Show each line of the data below that has the string "around" in it.

GIVEN RECORDS
########
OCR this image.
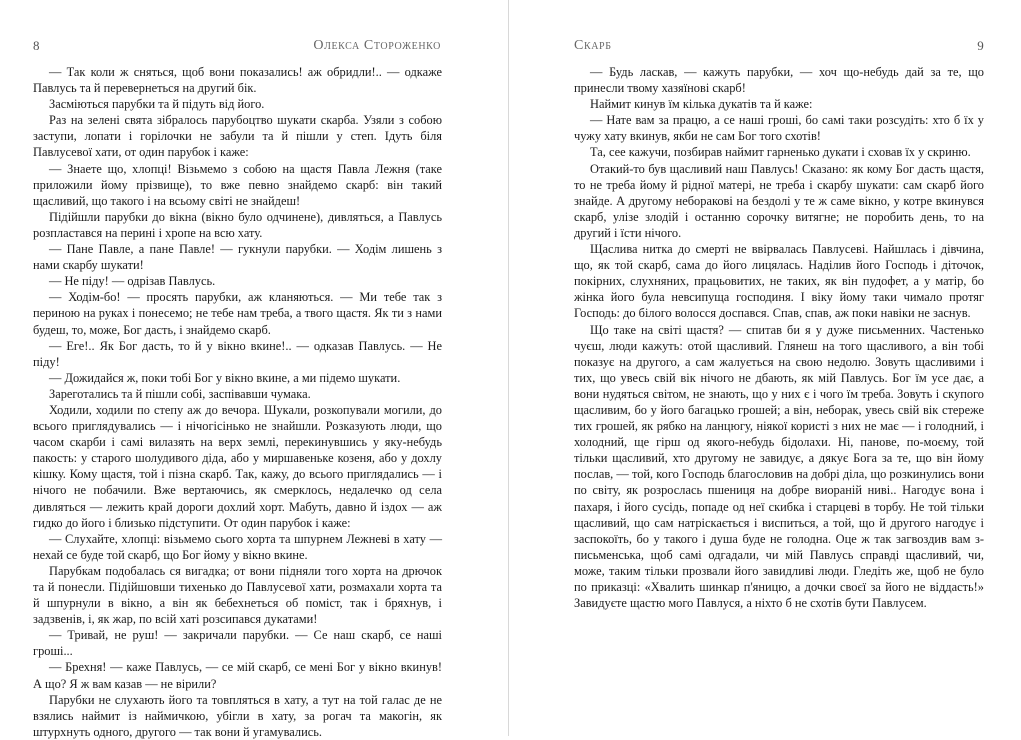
8	Олекса Стороженко

— Так коли ж сняться, щоб вони показались! аж обридли!.. — одкаже Павлусь та й перевернеться на другий бік.

Засміються парубки та й підуть від його.

Раз на зелені свята зібралось парубоцтво шукати скарба. Узяли з собою заступи, лопати і горілочки не забули та й пішли у степ. Ідуть біля Павлусевої хати, от один парубок і каже:

— Знаете що, хлопці! Візьмемо з собою на щастя Павла Лежня (таке приложили йому прізвище), то вже певно знайдемо скарб: він такий щасливий, що такого і на всьому світі не знайдеш!

Підійшли парубки до вікна (вікно було одчинене), дивляться, а Павлусь розпластався на перині і хропе на всю хату.

— Пане Павле, а пане Павле! — гукнули парубки. — Ходім лишень з нами скарбу шукати!

— Не піду! — одрізав Павлусь.

— Ходім-бо! — просять парубки, аж кланяються. — Ми тебе так з периною на руках і понесемо; не тебе нам треба, а твого щастя. Як ти з нами будеш, то, може, Бог дасть, і знайдемо скарб.

— Еге!.. Як Бог дасть, то й у вікно вкине!.. — одказав Павлусь. — Не піду!

— Дожидайся ж, поки тобі Бог у вікно вкине, а ми підемо шукати.

Зареготались та й пішли собі, заспівавши чумака.

Ходили, ходили по степу аж до вечора. Шукали, розкопували могили, до всього приглядувались — і нічогісінько не знайшли. Розказують люди, що часом скарби і самі вилазять на верх землі, перекинувшись у яку-небудь пакость: у старого шолудивого діда, або у миршавеньке козеня, або у дохлу кішку. Кому щастя, той і пізна скарб. Так, кажу, до всього приглядались — і нічого не побачили. Вже вертаючись, як смерклось, недалечко од села дивляться — лежить край дороги дохлий хорт. Мабуть, давно й іздох — аж гидко до його і близько підступити. От один парубок і каже:

— Слухайте, хлопці: візьмемо сього хорта та шпурнем Лежневі в хату — нехай се буде той скарб, що Бог йому у вікно вкине.

Парубкам подобалась ся вигадка; от вони підняли того хорта на дрючок та й понесли. Підійшовши тихенько до Павлусевої хати, розмахали хорта та й шпурнули в вікно, а він як бебехнеться об поміст, так і бряхнув, і задзвенів, і, як жар, по всій хаті розсипався дукатами!

— Тривай, не руш! — закричали парубки. — Се наш скарб, се наші гроші...

— Брехня! — каже Павлусь, — се мій скарб, се мені Бог у вікно вкинув! А що? Я ж вам казав — не вірили?

Парубки не слухають його та товпляться в хату, а тут на той галас де не взялись наймит із наймичкою, убігли в хату, за рогач та макогін, як штурхнуть одного, другого — так вони й угамувались.

Скарб	9

— Будь ласкав, — кажуть парубки, — хоч що-небудь дай за те, що принесли твому хазяїнові скарб!

Наймит кинув їм кілька дукатів та й каже:

— Нате вам за працю, а се наші гроші, бо самі таки розсудіть: хто б їх у чужу хату вкинув, якби не сам Бог того схотів!

Та, сее кажучи, позбирав наймит гарненько дукати і сховав їх у скриню.

Отакий-то був щасливий наш Павлусь! Сказано: як кому Бог дасть щастя, то не треба йому й рідної матері, не треба і скарбу шукати: сам скарб його знайде. А другому неборакові на бездолі у те ж саме вікно, у котре вкинувся скарб, улізе злодій і останню сорочку витягне; не поробить день, то на другий і їсти нічого.

Щаслива нитка до смерті не ввірвалась Павлусеві. Найшлась і дівчина, що, як той скарб, сама до його лицялась. Наділив його Господь і діточок, покірних, слухняних, працьовитих, не таких, як він пудофет, а у матір, бо жінка його була невсипуща господиня. І віку йому таки чимало протяг Господь: до білого волосся доспався. Спав, спав, аж поки навіки не заснув.

Що таке на світі щастя? — спитав би я у дуже письменних. Частенько чуєш, люди кажуть: отой щасливий. Глянеш на того щасливого, а він тобі показує на другого, а сам жалується на свою недолю. Зовуть щасливими і тих, що увесь свій вік нічого не дбають, як мій Павлусь. Бог їм усе дає, а вони нудяться світом, не знають, що у них є і чого їм треба. Зовуть і скупого щасливим, бо у його багацько грошей; а він, неборак, увесь свій вік стереже тих грошей, як рябко на ланцюгу, ніякої користі з них не має — і голодний, і холодний, ще гірш од якого-небудь бідолахи. Ні, панове, по-моєму, той тільки щасливий, хто другому не завидує, а дякує Бога за те, що він йому послав, — той, кого Господь благословив на добрі діла, що розкинулись вони по світу, як розрослась пшениця на добре виораній ниві.. Нагодує вона і пахаря, і його сусідь, попаде од неї скибка і старцеві в торбу. Не той тільки щасливий, що сам натріскається і виспиться, а той, що й другого нагодує і заспокоїть, бо у такого і душа буде не голодна. Оце ж так загвоздив вам з-письменська, щоб самі одгадали, чи мій Павлусь справді щасливий, чи, може, таким тільки прозвали його завидливі люди. Гледіть же, щоб не було по приказці: «Хвалить шинкар п'яницю, а дочки своєї за його не віддасть!» Завидуєте щастю мого Павлуся, а ніхто б не схотів бути Павлусем.
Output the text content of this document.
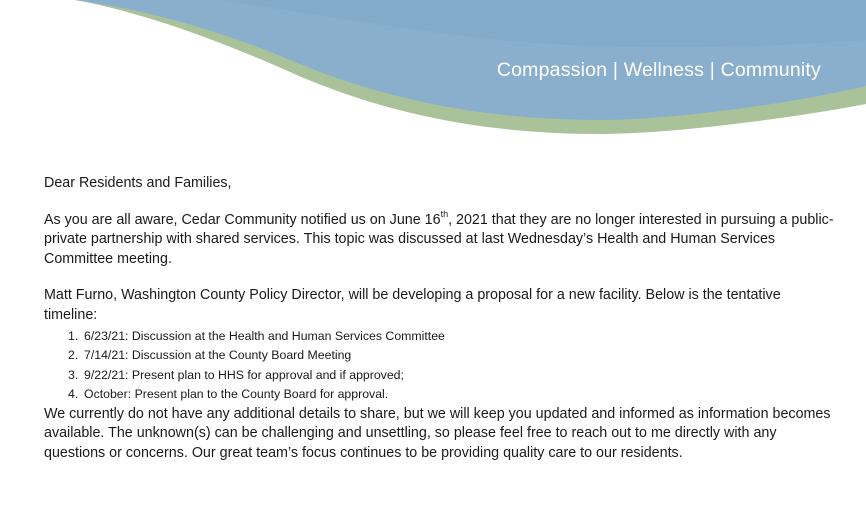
Compassion | Wellness | Community

Dear Residents and Families,

As you are all aware, Cedar Community notified us on June 16th, 2021 that they are no longer interested in pursuing a public-private partnership with shared services. This topic was discussed at last Wednesday’s Health and Human Services Committee meeting.

Matt Furno, Washington County Policy Director, will be developing a proposal for a new facility. Below is the tentative timeline:

1. 6/23/21: Discussion at the Health and Human Services Committee
2. 7/14/21: Discussion at the County Board Meeting
3. 9/22/21: Present plan to HHS for approval and if approved;
4. October: Present plan to the County Board for approval.

We currently do not have any additional details to share, but we will keep you updated and informed as information becomes available. The unknown(s) can be challenging and unsettling, so please feel free to reach out to me directly with any questions or concerns. Our great team’s focus continues to be providing quality care to our residents.
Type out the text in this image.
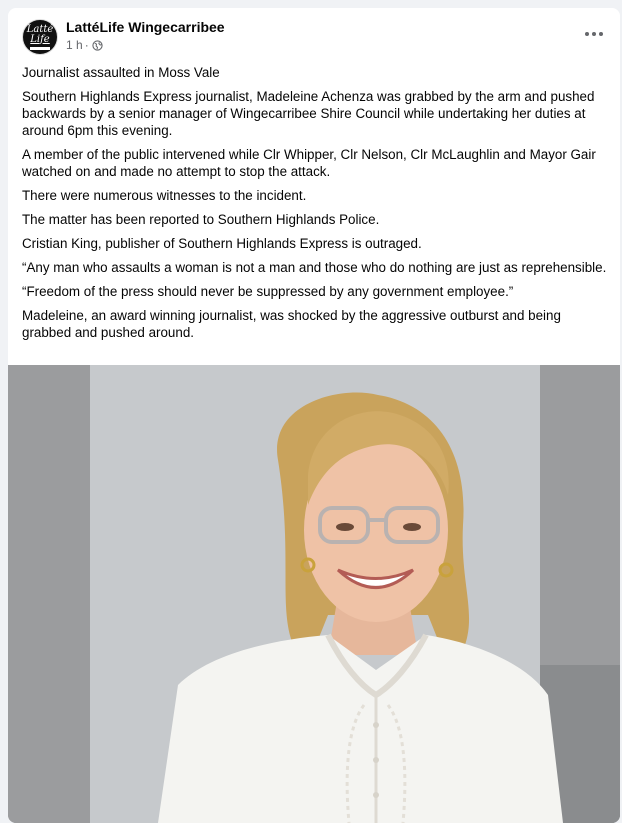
Latté
Life
LattéLife Wingecarribee
1 h ·

Journalist assaulted in Moss Vale

Southern Highlands Express journalist, Madeleine Achenza was grabbed by the arm and pushed backwards by a senior manager of Wingecarribee Shire Council while undertaking her duties at around 6pm this evening.

A member of the public intervened while Clr Whipper, Clr Nelson, Clr McLaughlin and Mayor Gair watched on and made no attempt to stop the attack.

There were numerous witnesses to the incident.

The matter has been reported to Southern Highlands Police.

Cristian King, publisher of Southern Highlands Express is outraged.

“Any man who assaults a woman is not a man and those who do nothing are just as reprehensible.

“Freedom of the press should never be suppressed by any government employee.”

Madeleine, an award winning journalist, was shocked by the aggressive outburst and being grabbed and pushed around.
########
FULL RESPONSE
Southern Highlands Express journalist, Madeleine Achenza was grabbed by the arm and pushed backwards by a senior manager of Wingecarribee Shire Council while undertaking her duties at around 6pm this evening.
Madeleine, an award winning journalist, was shocked by the aggressive outburst and being grabbed and pushed around.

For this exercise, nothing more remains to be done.